- _Prompt_: Present the following data again exactly as it is shown.
-------
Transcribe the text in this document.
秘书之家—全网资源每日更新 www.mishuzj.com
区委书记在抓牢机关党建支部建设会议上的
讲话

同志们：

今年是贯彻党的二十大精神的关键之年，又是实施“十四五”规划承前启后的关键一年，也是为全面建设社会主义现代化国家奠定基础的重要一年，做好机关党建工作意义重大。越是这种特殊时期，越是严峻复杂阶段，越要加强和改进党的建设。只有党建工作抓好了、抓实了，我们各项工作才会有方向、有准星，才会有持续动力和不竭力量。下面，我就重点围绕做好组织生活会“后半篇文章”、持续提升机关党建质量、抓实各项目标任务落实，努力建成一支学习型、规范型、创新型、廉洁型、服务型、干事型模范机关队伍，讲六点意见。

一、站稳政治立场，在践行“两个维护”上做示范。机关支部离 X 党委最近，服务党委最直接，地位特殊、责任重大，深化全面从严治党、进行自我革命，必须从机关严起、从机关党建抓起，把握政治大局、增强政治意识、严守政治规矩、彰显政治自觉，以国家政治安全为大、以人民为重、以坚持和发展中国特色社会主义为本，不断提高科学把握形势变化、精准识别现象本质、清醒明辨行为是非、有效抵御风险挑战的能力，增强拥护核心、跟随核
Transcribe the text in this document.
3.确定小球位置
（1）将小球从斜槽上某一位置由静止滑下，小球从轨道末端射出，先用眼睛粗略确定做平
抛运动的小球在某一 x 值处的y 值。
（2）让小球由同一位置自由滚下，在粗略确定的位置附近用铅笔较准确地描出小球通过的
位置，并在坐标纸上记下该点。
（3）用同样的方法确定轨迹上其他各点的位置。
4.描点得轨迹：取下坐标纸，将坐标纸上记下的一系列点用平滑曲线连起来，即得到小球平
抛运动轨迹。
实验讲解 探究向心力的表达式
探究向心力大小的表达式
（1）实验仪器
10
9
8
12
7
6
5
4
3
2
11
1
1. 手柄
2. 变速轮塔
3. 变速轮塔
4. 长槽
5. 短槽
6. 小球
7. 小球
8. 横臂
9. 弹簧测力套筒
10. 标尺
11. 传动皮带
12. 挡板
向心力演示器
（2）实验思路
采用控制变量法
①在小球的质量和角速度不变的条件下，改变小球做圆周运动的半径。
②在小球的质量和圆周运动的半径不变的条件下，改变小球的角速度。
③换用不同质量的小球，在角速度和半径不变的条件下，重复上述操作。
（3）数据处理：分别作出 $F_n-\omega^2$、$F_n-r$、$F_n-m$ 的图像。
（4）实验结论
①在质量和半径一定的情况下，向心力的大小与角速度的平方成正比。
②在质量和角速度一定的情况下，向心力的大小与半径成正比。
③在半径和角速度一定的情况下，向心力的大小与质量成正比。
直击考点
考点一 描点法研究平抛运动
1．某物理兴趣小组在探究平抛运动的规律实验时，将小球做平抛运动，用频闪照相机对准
-------
- _Result below_:
Transcribe the text in this document.
秘书之家—全网资源每日更新 www.mishuzj.com
区委书记在抓牢机关党建支部建设会议上的
讲话

同志们：

今年是贯彻党的二十大精神的关键之年，又是实施“十四五”规划承前启后的关键一年，也是为全面建设社会主义现代化国家奠定基础的重要一年，做好机关党建工作意义重大。越是这种特殊时期，越是严峻复杂阶段，越要加强和改进党的建设。只有党建工作抓好了、抓实了，我们各项工作才会有方向、有准星，才会有持续动力和不竭力量。下面，我就重点围绕做好组织生活会“后半篇文章”、持续提升机关党建质量、抓实各项目标任务落实，努力建成一支学习型、规范型、创新型、廉洁型、服务型、干事型模范机关队伍，讲六点意见。

一、站稳政治立场，在践行“两个维护”上做示范。机关支部离 X 党委最近，服务党委最直接，地位特殊、责任重大，深化全面从严治党、进行自我革命，必须从机关严起、从机关党建抓起，把握政治大局、增强政治意识、严守政治规矩、彰显政治自觉，以国家政治安全为大、以人民为重、以坚持和发展中国特色社会主义为本，不断提高科学把握形势变化、精准识别现象本质、清醒明辨行为是非、有效抵御风险挑战的能力，增强拥护核心、跟随核
Transcribe the text in this document.
3.确定小球位置
（1）将小球从斜槽上某一位置由静止滑下，小球从轨道末端射出，先用眼睛粗略确定做平
抛运动的小球在某一 x 值处的y 值。
（2）让小球由同一位置自由滚下，在粗略确定的位置附近用铅笔较准确地描出小球通过的
位置，并在坐标纸上记下该点。
（3）用同样的方法确定轨迹上其他各点的位置。
4.描点得轨迹：取下坐标纸，将坐标纸上记下的一系列点用平滑曲线连起来，即得到小球平
抛运动轨迹。
实验讲解 探究向心力的表达式
探究向心力大小的表达式
（1）实验仪器
10
9
8
12
7
6
5
4
3
2
11
1
1. 手柄
2. 变速轮塔
3. 变速轮塔
4. 长槽
5. 短槽
6. 小球
7. 小球
8. 横臂
9. 弹簧测力套筒
10. 标尺
11. 传动皮带
12. 挡板
向心力演示器
（2）实验思路
采用控制变量法
①在小球的质量和角速度不变的条件下，改变小球做圆周运动的半径。
②在小球的质量和圆周运动的半径不变的条件下，改变小球的角速度。
③换用不同质量的小球，在角速度和半径不变的条件下，重复上述操作。
（3）数据处理：分别作出 $F_n-\omega^2$、$F_n-r$、$F_n-m$ 的图像。
（4）实验结论
①在质量和半径一定的情况下，向心力的大小与角速度的平方成正比。
②在质量和角速度一定的情况下，向心力的大小与半径成正比。
③在半径和角速度一定的情况下，向心力的大小与质量成正比。
直击考点
考点一 描点法研究平抛运动
1．某物理兴趣小组在探究平抛运动的规律实验时，将小球做平抛运动，用频闪照相机对准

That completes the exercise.